>> Start
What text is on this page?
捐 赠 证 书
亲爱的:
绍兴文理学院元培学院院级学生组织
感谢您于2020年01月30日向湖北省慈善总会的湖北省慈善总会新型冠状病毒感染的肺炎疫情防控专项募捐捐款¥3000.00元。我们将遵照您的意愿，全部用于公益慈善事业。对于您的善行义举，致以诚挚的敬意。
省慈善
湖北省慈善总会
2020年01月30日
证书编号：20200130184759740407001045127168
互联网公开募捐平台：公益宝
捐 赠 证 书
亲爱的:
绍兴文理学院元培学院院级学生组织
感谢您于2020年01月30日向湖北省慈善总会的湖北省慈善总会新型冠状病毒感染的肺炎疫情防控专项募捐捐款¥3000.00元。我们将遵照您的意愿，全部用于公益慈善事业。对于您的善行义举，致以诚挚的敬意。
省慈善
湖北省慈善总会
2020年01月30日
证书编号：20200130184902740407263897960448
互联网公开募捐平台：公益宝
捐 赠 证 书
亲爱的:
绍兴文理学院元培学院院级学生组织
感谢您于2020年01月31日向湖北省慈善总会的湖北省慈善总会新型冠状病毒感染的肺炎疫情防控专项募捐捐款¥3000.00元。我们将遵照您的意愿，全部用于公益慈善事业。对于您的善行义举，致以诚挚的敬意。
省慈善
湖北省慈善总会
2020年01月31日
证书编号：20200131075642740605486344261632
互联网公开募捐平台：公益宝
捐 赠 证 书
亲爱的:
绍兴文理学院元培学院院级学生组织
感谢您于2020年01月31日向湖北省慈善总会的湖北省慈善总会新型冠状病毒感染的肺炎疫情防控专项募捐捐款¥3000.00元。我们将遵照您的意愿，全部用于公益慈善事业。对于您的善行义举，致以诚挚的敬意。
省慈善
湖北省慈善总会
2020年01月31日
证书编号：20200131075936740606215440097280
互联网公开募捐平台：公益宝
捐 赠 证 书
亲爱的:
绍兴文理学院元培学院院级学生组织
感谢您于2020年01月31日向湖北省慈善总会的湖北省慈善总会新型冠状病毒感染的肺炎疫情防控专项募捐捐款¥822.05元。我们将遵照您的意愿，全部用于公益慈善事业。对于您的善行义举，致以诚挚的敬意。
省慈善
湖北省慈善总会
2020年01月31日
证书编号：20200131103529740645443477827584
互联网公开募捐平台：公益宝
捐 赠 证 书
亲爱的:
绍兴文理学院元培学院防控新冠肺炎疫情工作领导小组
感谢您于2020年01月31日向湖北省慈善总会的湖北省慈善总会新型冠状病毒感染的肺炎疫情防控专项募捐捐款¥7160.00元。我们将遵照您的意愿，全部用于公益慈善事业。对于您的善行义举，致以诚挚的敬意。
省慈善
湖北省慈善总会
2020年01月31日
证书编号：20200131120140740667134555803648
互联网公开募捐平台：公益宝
>> End
## [WHAT IS BEING ASKED]
Return all of the entries exactly as written.

## [ANSWER FOR THE TASK]
What text is on this page?
捐 赠 证 书
亲爱的:
绍兴文理学院元培学院院级学生组织
感谢您于2020年01月30日向湖北省慈善总会的湖北省慈善总会新型冠状病毒感染的肺炎疫情防控专项募捐捐款¥3000.00元。我们将遵照您的意愿，全部用于公益慈善事业。对于您的善行义举，致以诚挚的敬意。
省慈善
湖北省慈善总会
2020年01月30日
证书编号：20200130184759740407001045127168
互联网公开募捐平台：公益宝
捐 赠 证 书
亲爱的:
绍兴文理学院元培学院院级学生组织
感谢您于2020年01月30日向湖北省慈善总会的湖北省慈善总会新型冠状病毒感染的肺炎疫情防控专项募捐捐款¥3000.00元。我们将遵照您的意愿，全部用于公益慈善事业。对于您的善行义举，致以诚挚的敬意。
省慈善
湖北省慈善总会
2020年01月30日
证书编号：20200130184902740407263897960448
互联网公开募捐平台：公益宝
捐 赠 证 书
亲爱的:
绍兴文理学院元培学院院级学生组织
感谢您于2020年01月31日向湖北省慈善总会的湖北省慈善总会新型冠状病毒感染的肺炎疫情防控专项募捐捐款¥3000.00元。我们将遵照您的意愿，全部用于公益慈善事业。对于您的善行义举，致以诚挚的敬意。
省慈善
湖北省慈善总会
2020年01月31日
证书编号：20200131075642740605486344261632
互联网公开募捐平台：公益宝
捐 赠 证 书
亲爱的:
绍兴文理学院元培学院院级学生组织
感谢您于2020年01月31日向湖北省慈善总会的湖北省慈善总会新型冠状病毒感染的肺炎疫情防控专项募捐捐款¥3000.00元。我们将遵照您的意愿，全部用于公益慈善事业。对于您的善行义举，致以诚挚的敬意。
省慈善
湖北省慈善总会
2020年01月31日
证书编号：20200131075936740606215440097280
互联网公开募捐平台：公益宝
捐 赠 证 书
亲爱的:
绍兴文理学院元培学院院级学生组织
感谢您于2020年01月31日向湖北省慈善总会的湖北省慈善总会新型冠状病毒感染的肺炎疫情防控专项募捐捐款¥822.05元。我们将遵照您的意愿，全部用于公益慈善事业。对于您的善行义举，致以诚挚的敬意。
省慈善
湖北省慈善总会
2020年01月31日
证书编号：20200131103529740645443477827584
互联网公开募捐平台：公益宝
捐 赠 证 书
亲爱的:
绍兴文理学院元培学院防控新冠肺炎疫情工作领导小组
感谢您于2020年01月31日向湖北省慈善总会的湖北省慈善总会新型冠状病毒感染的肺炎疫情防控专项募捐捐款¥7160.00元。我们将遵照您的意愿，全部用于公益慈善事业。对于您的善行义举，致以诚挚的敬意。
省慈善
湖北省慈善总会
2020年01月31日
证书编号：20200131120140740667134555803648
互联网公开募捐平台：公益宝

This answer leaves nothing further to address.